**Given request**
An exact reproduction of the records is required, with all images left out.

─── Given records ───

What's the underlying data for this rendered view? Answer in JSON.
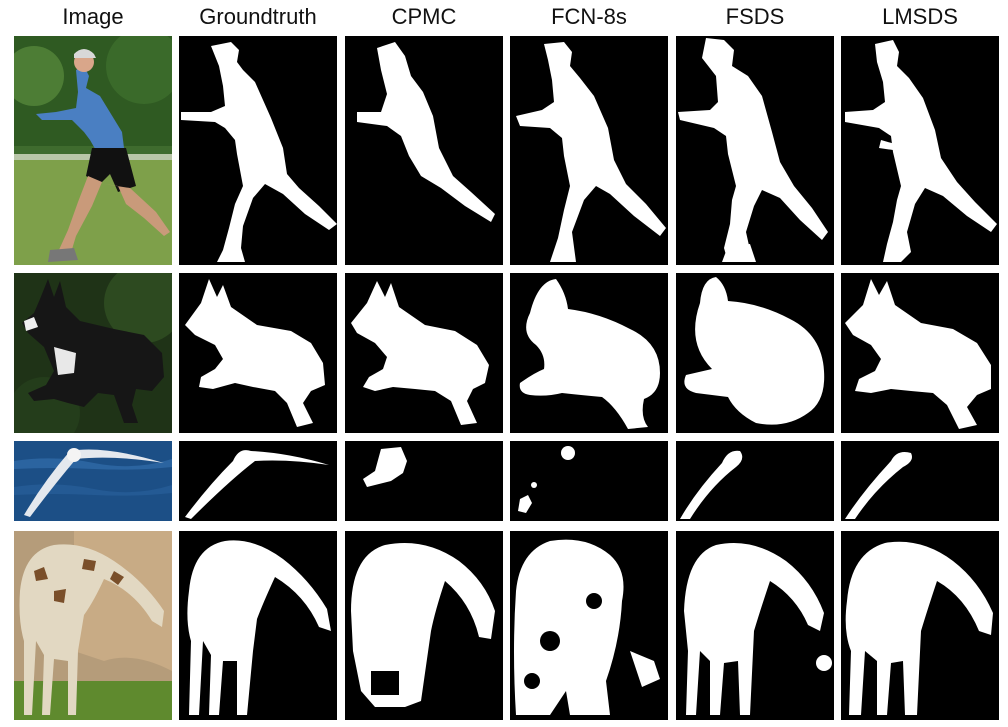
{
  "columns": [
    {
      "key": "image",
      "label": "Image"
    },
    {
      "key": "groundtruth",
      "label": "Groundtruth"
    },
    {
      "key": "cpmc",
      "label": "CPMC"
    },
    {
      "key": "fcn8s",
      "label": "FCN-8s"
    },
    {
      "key": "fsds",
      "label": "FSDS"
    },
    {
      "key": "lmsds",
      "label": "LMSDS"
    }
  ],
  "rows": [
    {
      "subject": "running-man"
    },
    {
      "subject": "leaping-dog"
    },
    {
      "subject": "flying-bird"
    },
    {
      "subject": "giraffe"
    }
  ],
  "colors": {
    "mask_fg": "#ffffff",
    "mask_bg": "#000000"
  }
}
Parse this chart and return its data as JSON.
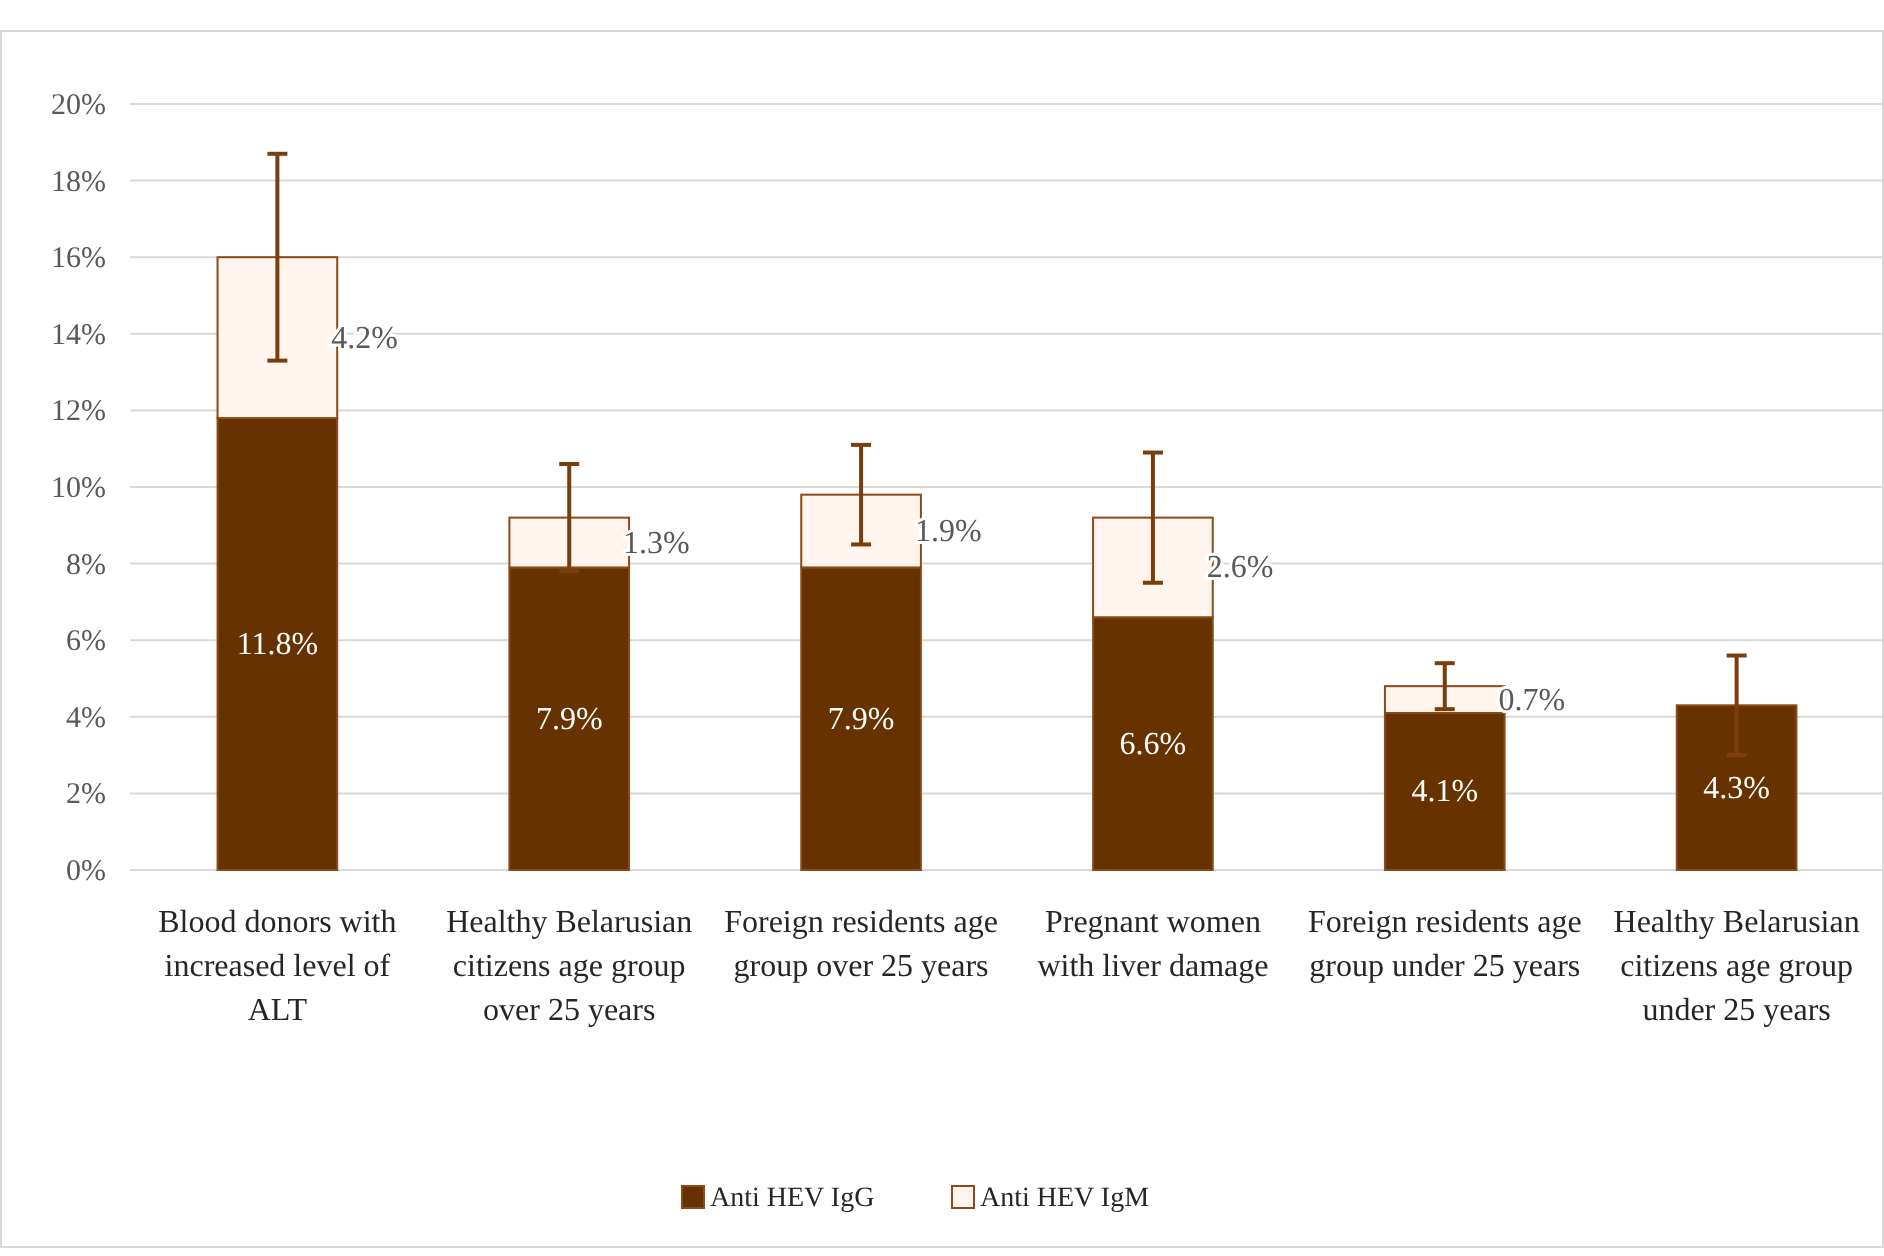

───

**Final result**
What's the underlying data for this rendered view? Answer in JSON.
{
  "columns": [
    {
      "key": "image",
      "label": "Image"
    },
    {
      "key": "groundtruth",
      "label": "Groundtruth"
    },
    {
      "key": "cpmc",
      "label": "CPMC"
    },
    {
      "key": "fcn8s",
      "label": "FCN-8s"
    },
    {
      "key": "fsds",
      "label": "FSDS"
    },
    {
      "key": "lmsds",
      "label": "LMSDS"
    }
  ],
  "rows": [
    {
      "subject": "running-man"
    },
    {
      "subject": "leaping-dog"
    },
    {
      "subject": "flying-bird"
    },
    {
      "subject": "giraffe"
    }
  ],
  "colors": {
    "mask_fg": "#ffffff",
    "mask_bg": "#000000"
  }
}
Parse this chart and return its data as JSON.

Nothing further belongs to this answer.